# START OF Record list
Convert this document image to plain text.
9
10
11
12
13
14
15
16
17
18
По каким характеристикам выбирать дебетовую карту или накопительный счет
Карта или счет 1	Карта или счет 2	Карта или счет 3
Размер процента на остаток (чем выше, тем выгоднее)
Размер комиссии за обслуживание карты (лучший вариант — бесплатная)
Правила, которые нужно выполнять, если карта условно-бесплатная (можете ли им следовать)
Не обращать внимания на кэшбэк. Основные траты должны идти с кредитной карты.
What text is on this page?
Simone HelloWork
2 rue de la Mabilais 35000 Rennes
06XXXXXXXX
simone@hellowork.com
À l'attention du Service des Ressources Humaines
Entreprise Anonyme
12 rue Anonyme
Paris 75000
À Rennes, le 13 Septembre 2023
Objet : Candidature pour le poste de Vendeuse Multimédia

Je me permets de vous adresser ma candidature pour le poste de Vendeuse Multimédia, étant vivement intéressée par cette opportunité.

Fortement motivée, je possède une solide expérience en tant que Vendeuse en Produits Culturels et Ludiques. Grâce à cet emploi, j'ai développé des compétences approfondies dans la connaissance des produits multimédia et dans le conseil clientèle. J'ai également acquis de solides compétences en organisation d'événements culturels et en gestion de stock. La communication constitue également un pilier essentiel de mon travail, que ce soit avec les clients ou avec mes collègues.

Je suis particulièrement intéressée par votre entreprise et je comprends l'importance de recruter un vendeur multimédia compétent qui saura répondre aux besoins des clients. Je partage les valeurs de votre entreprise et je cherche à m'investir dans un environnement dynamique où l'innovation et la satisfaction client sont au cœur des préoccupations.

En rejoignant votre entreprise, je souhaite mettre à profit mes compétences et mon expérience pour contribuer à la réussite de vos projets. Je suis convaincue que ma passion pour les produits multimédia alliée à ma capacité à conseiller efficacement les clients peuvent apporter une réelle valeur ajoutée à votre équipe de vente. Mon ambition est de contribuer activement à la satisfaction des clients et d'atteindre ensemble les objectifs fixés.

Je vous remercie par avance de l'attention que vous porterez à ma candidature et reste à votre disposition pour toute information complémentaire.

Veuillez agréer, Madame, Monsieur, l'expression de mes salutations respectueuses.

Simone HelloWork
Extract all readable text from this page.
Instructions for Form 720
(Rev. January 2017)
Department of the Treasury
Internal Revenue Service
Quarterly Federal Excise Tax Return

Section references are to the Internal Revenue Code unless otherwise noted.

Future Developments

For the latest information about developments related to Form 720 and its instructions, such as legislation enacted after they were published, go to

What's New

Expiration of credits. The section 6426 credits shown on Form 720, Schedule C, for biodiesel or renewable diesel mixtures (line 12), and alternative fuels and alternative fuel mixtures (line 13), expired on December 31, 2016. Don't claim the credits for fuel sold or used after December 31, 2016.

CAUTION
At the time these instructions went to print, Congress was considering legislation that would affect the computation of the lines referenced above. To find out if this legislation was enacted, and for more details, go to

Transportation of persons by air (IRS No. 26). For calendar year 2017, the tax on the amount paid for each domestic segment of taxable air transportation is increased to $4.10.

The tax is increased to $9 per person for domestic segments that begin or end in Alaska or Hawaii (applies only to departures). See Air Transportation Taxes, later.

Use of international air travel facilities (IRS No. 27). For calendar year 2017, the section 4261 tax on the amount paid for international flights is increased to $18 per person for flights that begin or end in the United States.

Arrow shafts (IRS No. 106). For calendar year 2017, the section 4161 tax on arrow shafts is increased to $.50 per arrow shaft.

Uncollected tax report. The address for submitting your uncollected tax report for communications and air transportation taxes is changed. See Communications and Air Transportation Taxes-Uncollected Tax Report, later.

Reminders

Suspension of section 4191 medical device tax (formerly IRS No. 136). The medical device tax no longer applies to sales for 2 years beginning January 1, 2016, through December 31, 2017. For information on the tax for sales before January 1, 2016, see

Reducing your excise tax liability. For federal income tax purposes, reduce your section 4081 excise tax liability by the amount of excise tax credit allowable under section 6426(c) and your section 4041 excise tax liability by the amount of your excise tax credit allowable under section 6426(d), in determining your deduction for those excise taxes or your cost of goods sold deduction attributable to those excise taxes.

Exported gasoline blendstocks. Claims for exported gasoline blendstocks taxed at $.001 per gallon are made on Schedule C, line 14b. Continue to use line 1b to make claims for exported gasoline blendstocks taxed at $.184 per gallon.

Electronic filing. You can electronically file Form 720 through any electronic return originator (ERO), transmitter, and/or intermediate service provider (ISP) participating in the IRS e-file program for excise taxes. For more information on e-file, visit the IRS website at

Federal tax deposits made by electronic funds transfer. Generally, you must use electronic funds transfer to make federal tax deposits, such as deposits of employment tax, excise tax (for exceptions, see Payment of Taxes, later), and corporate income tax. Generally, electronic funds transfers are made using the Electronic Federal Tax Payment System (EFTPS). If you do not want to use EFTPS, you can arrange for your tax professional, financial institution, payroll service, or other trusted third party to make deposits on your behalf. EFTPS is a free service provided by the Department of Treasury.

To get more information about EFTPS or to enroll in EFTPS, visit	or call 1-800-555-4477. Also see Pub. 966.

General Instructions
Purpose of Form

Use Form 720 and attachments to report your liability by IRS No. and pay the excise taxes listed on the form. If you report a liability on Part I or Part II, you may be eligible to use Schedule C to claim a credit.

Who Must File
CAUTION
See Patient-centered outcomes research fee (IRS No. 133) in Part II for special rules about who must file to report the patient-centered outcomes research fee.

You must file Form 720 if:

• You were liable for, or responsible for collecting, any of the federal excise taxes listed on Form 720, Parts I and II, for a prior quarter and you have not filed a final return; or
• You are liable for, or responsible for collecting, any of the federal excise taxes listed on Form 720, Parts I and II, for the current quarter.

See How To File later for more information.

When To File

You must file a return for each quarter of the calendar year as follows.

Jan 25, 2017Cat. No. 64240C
# END OF Record list
● **Request**: Using the records above, list each line that includes "Rennes".

● **Solution**:
2 rue de la Mabilais 35000 Rennes
À Rennes, le 13 Septembre 2023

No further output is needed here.